# [OBJECTIVE]
Pick out each line containing the string "name" and copy it.

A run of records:
+++
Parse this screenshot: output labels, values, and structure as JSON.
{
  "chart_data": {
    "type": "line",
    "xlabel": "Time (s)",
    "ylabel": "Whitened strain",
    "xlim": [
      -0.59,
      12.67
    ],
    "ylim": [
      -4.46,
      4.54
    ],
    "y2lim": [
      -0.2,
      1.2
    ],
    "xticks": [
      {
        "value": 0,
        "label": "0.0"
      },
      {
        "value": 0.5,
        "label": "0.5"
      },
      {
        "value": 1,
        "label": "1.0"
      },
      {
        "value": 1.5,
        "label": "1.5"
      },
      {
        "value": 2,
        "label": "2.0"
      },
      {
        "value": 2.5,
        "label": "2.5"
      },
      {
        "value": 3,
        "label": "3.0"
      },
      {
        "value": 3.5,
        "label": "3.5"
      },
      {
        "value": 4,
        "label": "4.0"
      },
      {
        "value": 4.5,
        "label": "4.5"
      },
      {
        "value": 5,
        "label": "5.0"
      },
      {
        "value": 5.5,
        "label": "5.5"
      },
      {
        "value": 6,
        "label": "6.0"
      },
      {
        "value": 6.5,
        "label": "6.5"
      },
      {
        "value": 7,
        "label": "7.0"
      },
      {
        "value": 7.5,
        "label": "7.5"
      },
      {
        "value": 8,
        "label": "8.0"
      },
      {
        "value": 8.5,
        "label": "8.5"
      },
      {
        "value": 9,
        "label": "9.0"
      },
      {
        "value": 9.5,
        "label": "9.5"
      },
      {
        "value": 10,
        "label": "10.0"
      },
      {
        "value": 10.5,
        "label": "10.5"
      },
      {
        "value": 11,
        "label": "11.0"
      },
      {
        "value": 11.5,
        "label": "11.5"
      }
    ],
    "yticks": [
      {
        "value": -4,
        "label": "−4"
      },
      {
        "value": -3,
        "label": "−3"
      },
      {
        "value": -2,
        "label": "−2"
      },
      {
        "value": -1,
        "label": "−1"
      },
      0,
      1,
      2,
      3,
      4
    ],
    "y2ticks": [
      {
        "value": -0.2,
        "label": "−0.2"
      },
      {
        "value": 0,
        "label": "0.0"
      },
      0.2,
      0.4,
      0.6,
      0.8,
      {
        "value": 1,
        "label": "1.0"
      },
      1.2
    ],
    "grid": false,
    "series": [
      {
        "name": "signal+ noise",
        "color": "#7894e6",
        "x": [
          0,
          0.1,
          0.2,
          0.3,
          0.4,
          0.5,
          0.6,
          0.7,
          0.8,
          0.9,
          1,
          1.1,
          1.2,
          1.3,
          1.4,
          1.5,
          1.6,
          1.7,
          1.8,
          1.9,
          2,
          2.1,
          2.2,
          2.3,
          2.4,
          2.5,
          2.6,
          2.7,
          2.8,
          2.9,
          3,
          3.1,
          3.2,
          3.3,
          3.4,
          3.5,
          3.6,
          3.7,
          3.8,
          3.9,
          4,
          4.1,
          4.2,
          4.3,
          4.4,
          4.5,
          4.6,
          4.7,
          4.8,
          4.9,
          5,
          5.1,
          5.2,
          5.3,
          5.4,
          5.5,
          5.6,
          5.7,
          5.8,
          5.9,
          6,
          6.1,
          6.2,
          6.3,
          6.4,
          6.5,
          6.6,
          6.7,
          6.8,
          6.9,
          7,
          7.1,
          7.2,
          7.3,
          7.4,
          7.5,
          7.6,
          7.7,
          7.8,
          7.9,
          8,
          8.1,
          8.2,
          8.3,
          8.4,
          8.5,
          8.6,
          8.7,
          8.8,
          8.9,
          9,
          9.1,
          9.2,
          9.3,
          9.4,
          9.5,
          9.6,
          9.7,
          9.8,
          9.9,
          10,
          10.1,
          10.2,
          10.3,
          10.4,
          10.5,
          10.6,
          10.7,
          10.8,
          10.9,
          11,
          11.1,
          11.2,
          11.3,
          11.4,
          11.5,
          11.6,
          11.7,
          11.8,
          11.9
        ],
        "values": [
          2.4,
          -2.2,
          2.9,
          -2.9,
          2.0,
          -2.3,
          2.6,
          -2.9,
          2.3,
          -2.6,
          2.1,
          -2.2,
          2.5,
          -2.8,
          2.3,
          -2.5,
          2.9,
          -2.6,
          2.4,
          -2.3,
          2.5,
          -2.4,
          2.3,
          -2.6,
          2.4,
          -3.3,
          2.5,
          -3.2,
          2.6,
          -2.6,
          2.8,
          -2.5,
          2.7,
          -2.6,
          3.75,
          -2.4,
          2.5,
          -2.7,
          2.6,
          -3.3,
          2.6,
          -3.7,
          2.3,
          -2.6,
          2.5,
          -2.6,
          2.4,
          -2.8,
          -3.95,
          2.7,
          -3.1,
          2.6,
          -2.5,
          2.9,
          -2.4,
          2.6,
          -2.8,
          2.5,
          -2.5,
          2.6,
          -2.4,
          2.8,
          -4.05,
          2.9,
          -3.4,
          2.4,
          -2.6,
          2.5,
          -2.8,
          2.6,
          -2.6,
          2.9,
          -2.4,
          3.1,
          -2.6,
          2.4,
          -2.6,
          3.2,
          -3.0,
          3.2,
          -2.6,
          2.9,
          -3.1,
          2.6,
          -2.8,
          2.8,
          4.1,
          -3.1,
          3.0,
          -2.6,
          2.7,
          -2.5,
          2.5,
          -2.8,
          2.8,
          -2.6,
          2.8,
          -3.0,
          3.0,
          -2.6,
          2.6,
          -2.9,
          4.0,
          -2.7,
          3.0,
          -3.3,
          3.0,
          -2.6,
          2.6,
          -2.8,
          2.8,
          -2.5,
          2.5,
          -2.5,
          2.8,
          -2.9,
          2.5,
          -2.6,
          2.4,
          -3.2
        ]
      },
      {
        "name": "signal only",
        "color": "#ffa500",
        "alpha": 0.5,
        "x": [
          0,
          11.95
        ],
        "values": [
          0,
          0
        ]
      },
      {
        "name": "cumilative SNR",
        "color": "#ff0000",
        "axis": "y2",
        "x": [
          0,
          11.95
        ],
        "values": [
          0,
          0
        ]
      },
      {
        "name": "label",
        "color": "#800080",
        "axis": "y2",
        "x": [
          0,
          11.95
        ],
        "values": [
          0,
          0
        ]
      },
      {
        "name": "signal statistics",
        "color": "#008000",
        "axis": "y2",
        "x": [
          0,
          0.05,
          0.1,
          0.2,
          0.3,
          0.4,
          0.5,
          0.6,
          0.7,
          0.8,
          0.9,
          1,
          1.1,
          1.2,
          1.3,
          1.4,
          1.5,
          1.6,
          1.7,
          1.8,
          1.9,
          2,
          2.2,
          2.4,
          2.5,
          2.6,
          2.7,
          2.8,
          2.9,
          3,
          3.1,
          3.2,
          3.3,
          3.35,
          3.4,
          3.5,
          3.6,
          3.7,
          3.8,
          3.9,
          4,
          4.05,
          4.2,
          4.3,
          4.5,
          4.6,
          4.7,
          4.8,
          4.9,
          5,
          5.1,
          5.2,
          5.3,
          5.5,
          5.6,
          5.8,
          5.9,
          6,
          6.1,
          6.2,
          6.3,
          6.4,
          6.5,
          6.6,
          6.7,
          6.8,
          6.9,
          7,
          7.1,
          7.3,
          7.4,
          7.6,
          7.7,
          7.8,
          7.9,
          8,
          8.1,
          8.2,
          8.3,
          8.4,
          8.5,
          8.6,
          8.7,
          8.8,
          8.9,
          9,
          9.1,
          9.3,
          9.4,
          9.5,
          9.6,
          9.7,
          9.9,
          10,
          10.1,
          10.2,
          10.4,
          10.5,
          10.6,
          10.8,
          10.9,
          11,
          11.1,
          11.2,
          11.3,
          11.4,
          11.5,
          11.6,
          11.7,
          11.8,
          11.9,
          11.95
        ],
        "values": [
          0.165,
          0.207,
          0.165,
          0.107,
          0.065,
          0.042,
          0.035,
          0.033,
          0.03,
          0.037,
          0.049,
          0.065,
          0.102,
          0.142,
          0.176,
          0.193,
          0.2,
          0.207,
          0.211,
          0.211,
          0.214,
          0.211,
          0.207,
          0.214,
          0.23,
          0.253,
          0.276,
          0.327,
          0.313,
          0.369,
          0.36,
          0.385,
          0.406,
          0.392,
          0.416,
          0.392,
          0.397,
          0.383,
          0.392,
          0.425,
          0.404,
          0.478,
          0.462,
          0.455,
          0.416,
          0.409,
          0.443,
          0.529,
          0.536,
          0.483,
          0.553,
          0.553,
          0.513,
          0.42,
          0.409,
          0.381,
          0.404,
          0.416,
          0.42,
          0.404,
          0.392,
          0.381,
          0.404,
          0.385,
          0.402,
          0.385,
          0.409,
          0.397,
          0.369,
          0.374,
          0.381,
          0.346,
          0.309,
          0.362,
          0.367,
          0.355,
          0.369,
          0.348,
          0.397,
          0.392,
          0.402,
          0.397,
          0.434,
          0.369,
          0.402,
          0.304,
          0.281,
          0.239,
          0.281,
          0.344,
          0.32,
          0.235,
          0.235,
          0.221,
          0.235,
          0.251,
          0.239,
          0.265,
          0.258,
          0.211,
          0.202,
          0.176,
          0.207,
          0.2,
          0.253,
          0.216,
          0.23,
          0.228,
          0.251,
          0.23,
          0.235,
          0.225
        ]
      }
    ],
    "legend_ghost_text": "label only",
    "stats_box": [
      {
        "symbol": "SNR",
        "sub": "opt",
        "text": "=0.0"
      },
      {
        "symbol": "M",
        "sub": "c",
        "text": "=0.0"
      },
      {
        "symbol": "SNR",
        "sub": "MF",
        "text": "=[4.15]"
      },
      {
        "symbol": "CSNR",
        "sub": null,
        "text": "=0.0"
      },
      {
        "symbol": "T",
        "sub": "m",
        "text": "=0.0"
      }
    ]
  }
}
+++
# [PROBLEM SOLUTION]
        "name": "signal+ noise",
        "name": "signal only",
        "name": "cumilative SNR",
        "name": "label",
        "name": "signal statistics",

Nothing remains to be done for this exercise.